PROBLEM STATEMENT → Each line that holds the word "text" should be returned.

Extracted data entries
-=-=-

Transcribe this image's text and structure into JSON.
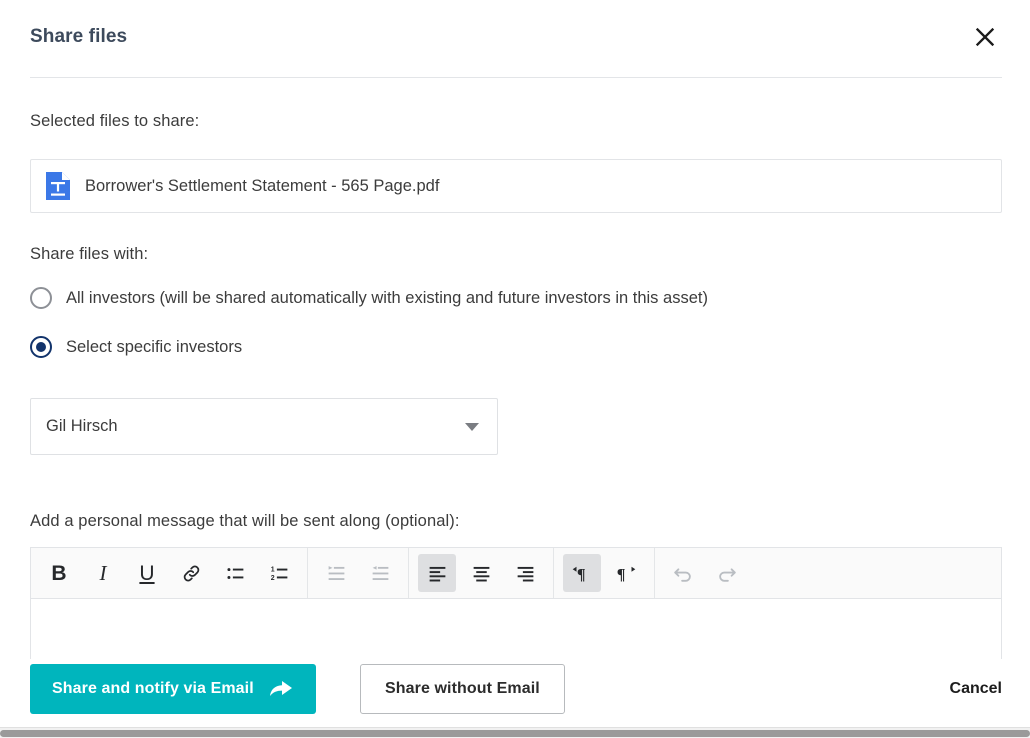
{
  "dialog": {
    "title": "Share files",
    "close_icon": "close-icon"
  },
  "selected_files": {
    "label": "Selected files to share:",
    "files": [
      {
        "name": "Borrower's Settlement Statement - 565 Page.pdf",
        "icon": "document-file-icon",
        "icon_color": "#3b78e7"
      }
    ]
  },
  "share_with": {
    "label": "Share files with:",
    "selected_index": 1,
    "accent_color": "#12336b",
    "options": [
      {
        "label": "All investors (will be shared automatically with existing and future investors in this asset)",
        "selected": false
      },
      {
        "label": "Select specific investors",
        "selected": true
      }
    ]
  },
  "investor_select": {
    "value": "Gil Hirsch",
    "placeholder": "Select investor",
    "caret_icon": "chevron-down-icon"
  },
  "message": {
    "label": "Add a personal message that will be sent along (optional):",
    "body_value": "",
    "body_placeholder": "",
    "toolbar_groups": [
      {
        "buttons": [
          {
            "name": "bold-icon",
            "glyph": "B",
            "state": "normal"
          },
          {
            "name": "italic-icon",
            "glyph": "I",
            "state": "normal"
          },
          {
            "name": "underline-icon",
            "glyph": "U",
            "state": "normal"
          },
          {
            "name": "link-icon",
            "glyph": "",
            "state": "normal"
          },
          {
            "name": "bulleted-list-icon",
            "glyph": "",
            "state": "normal"
          },
          {
            "name": "numbered-list-icon",
            "glyph": "",
            "state": "normal"
          }
        ]
      },
      {
        "buttons": [
          {
            "name": "indent-icon",
            "glyph": "",
            "state": "disabled"
          },
          {
            "name": "outdent-icon",
            "glyph": "",
            "state": "disabled"
          }
        ]
      },
      {
        "buttons": [
          {
            "name": "align-left-icon",
            "glyph": "",
            "state": "active"
          },
          {
            "name": "align-center-icon",
            "glyph": "",
            "state": "normal"
          },
          {
            "name": "align-right-icon",
            "glyph": "",
            "state": "normal"
          }
        ]
      },
      {
        "buttons": [
          {
            "name": "text-direction-ltr-icon",
            "glyph": "",
            "state": "active"
          },
          {
            "name": "text-direction-rtl-icon",
            "glyph": "",
            "state": "normal"
          }
        ]
      },
      {
        "buttons": [
          {
            "name": "undo-icon",
            "glyph": "",
            "state": "disabled"
          },
          {
            "name": "redo-icon",
            "glyph": "",
            "state": "disabled"
          }
        ]
      }
    ]
  },
  "footer": {
    "primary_label": "Share and notify via Email",
    "primary_icon": "share-arrow-icon",
    "primary_color": "#00b5bd",
    "secondary_label": "Share without Email",
    "cancel_label": "Cancel"
  }
}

-=-=-

COMPLETED TASK →
Transcribe this image's text and structure into JSON.
            "name": "text-direction-ltr-icon",
            "name": "text-direction-rtl-icon",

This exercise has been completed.